* [Instructions to follow]:
Wherever the word "this" turns up in a line of the entries, copy that line.

* [Dataset entries]:
(begin)

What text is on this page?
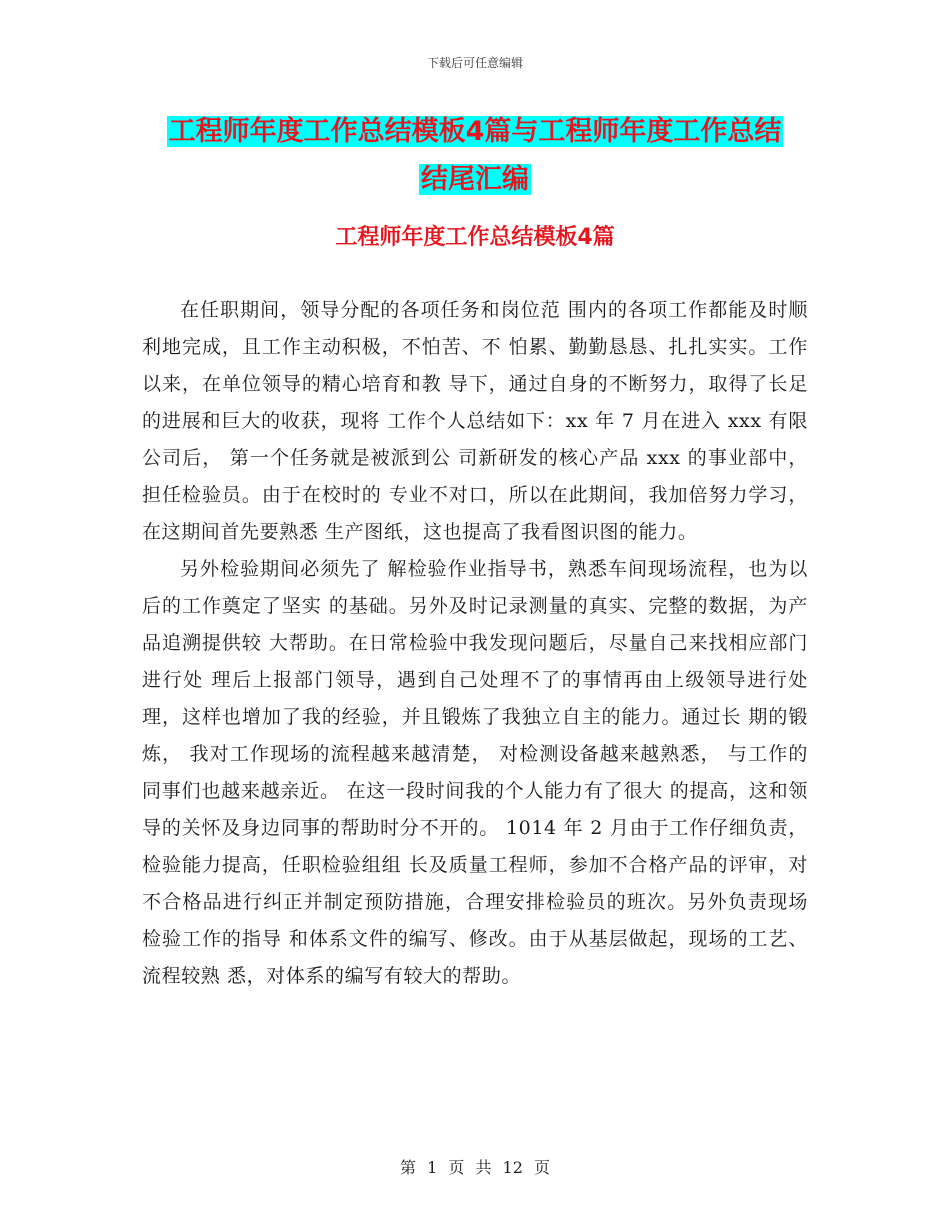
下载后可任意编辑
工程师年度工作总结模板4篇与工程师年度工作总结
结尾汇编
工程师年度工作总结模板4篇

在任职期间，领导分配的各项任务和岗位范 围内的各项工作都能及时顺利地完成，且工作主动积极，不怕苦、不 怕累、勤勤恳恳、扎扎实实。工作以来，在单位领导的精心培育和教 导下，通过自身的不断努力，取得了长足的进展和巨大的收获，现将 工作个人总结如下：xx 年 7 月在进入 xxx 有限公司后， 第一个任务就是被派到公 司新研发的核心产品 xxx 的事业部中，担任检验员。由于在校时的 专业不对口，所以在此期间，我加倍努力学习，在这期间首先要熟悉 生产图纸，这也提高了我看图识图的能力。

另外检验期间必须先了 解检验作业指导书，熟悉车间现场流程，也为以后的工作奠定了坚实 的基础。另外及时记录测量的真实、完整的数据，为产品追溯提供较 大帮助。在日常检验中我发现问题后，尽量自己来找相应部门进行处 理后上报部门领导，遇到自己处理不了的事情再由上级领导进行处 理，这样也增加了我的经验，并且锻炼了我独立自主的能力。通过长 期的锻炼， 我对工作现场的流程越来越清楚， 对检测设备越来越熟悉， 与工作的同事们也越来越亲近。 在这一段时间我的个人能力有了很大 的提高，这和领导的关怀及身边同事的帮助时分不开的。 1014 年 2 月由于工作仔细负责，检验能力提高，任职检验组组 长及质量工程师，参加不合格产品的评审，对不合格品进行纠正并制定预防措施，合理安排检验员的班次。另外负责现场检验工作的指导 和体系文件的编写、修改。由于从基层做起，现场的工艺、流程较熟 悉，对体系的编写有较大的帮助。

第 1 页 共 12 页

(end)
(begin)

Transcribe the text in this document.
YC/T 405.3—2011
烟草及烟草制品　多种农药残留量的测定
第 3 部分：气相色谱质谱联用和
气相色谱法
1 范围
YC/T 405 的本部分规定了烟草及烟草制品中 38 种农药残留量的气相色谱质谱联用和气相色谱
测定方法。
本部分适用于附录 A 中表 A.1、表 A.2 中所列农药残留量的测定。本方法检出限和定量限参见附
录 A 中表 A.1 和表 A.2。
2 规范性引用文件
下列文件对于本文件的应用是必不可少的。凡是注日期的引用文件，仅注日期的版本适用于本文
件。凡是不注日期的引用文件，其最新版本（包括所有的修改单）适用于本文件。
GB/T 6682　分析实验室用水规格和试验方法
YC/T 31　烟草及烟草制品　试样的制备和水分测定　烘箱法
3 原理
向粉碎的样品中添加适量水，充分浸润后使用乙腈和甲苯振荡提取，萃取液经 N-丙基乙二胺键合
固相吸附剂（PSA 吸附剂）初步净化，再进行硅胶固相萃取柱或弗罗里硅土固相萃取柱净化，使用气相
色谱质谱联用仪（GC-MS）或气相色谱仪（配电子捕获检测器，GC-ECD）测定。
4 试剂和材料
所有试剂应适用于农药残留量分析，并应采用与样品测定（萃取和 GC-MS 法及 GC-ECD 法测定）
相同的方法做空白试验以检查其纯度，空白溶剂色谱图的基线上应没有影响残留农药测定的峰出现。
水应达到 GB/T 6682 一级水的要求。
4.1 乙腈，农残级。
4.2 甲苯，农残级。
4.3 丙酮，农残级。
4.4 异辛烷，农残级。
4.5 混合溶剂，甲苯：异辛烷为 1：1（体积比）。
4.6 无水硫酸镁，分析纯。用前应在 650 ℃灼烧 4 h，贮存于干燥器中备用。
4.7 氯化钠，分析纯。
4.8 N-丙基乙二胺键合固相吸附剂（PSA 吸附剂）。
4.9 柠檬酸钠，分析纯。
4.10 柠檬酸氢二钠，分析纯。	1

(end)

* [Exercise result]:
What text is on this page?
Transcribe the text in this document.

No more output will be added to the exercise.